Find all lines in the records that include the word "Travel", and copy them out.

........

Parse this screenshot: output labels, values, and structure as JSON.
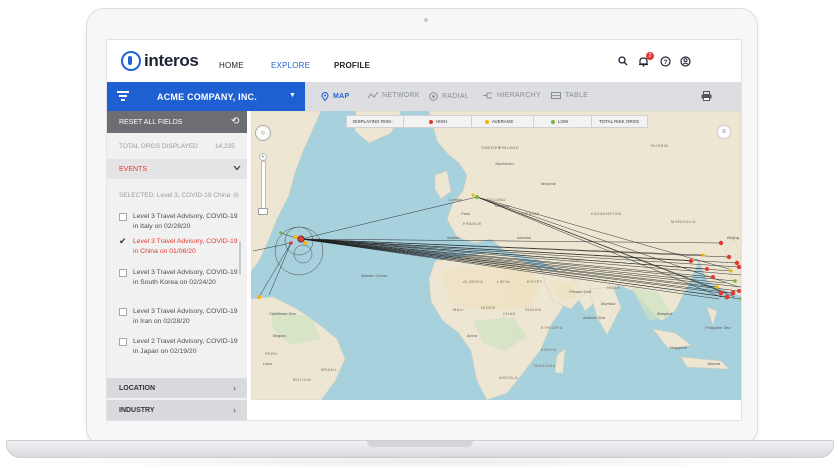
{
  "app": {
    "logo_text": "interos"
  },
  "nav": {
    "home": "HOME",
    "explore": "EXPLORE",
    "profile": "PROFILE",
    "notification_count": "2"
  },
  "toolbar": {
    "company_name": "ACME COMPANY, INC.",
    "tabs": [
      {
        "label": "MAP",
        "icon": "map-pin-icon",
        "active": true
      },
      {
        "label": "NETWORK",
        "icon": "network-icon",
        "active": false
      },
      {
        "label": "RADIAL",
        "icon": "radial-icon",
        "active": false
      },
      {
        "label": "HIERARCHY",
        "icon": "hierarchy-icon",
        "active": false
      },
      {
        "label": "TABLE",
        "icon": "table-icon",
        "active": false
      }
    ]
  },
  "sidebar": {
    "reset_label": "RESET ALL FIELDS",
    "total_label": "TOTAL ORGS DISPLAYED",
    "total_value": "14,235",
    "events_label": "EVENTS",
    "selected_text": "SELECTED: Level 3, COVID-19 China",
    "events": [
      {
        "text": "Level 3 Travel Advisory, COVID-19 in Italy on 02/28/20",
        "checked": false
      },
      {
        "text": "Level 3 Travel Advisory, COVID-19 in China on 01/06/20",
        "checked": true
      },
      {
        "text": "Level 3 Travel Advisory, COVID-19 in South Korea on 02/24/20",
        "checked": false
      },
      {
        "text": "Level 3 Travel Advisory, COVID-19 in Iran on 02/28/20",
        "checked": false
      },
      {
        "text": "Level 2 Travel Advisory, COVID-19 in Japan on 02/19/20",
        "checked": false
      }
    ],
    "sections": [
      {
        "label": "LOCATION"
      },
      {
        "label": "INDUSTRY"
      }
    ]
  },
  "map": {
    "legend": {
      "displaying_risk": "DISPLAYING RISK:",
      "high": "HIGH",
      "average": "AVERAGE",
      "low": "LOW",
      "total_risk_orgs": "TOTAL RISK ORGS"
    },
    "colors": {
      "high": "#e53935",
      "average": "#f4b400",
      "low": "#7cb342",
      "ocean": "#a8d1de",
      "land": "#e9e3cf"
    },
    "places": {
      "russia": "RUSSIA",
      "finland": "FINLAND",
      "sweden": "SWEDEN",
      "stockholm": "Stockholm",
      "moscow": "Moscow",
      "london": "London",
      "poland": "POLAND",
      "warsaw": "Warsaw",
      "paris": "Paris",
      "france": "FRANCE",
      "ukraine": "UKRAINE",
      "kazakhstan": "KAZAKHSTAN",
      "mongolia": "MONGOLIA",
      "beijing": "Beijing",
      "madrid": "Madrid",
      "istanbul": "Istanbul",
      "iran": "IRAN",
      "algeria": "ALGERIA",
      "libya": "LIBYA",
      "egypt": "EGYPT",
      "india": "INDIA",
      "mumbai": "Mumbai",
      "mali": "MALI",
      "niger": "NIGER",
      "chad": "CHAD",
      "sudan": "SUDAN",
      "ethiopia": "ETHIOPIA",
      "accra": "Accra",
      "kenya": "KENYA",
      "tanzania": "TANZANIA",
      "bangkok": "Bangkok",
      "singapore": "Singapore",
      "jakarta": "Jakarta",
      "atlantic": "Atlantic Ocean",
      "caribbean": "Caribbean Sea",
      "brazil": "BRAZIL",
      "bogota": "Bogota",
      "lima": "Lima",
      "peru": "PERU",
      "bolivia": "BOLIVIA",
      "angola": "ANGOLA",
      "persian_gulf": "Persian Gulf",
      "arabian_sea": "Arabian Sea",
      "philippine_sea": "Philippine Sea"
    }
  }
}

........

**Reply to the task:**
        "text": "Level 3 Travel Advisory, COVID-19 in Italy on 02/28/20",
        "text": "Level 3 Travel Advisory, COVID-19 in China on 01/06/20",
        "text": "Level 3 Travel Advisory, COVID-19 in South Korea on 02/24/20",
        "text": "Level 3 Travel Advisory, COVID-19 in Iran on 02/28/20",
        "text": "Level 2 Travel Advisory, COVID-19 in Japan on 02/19/20",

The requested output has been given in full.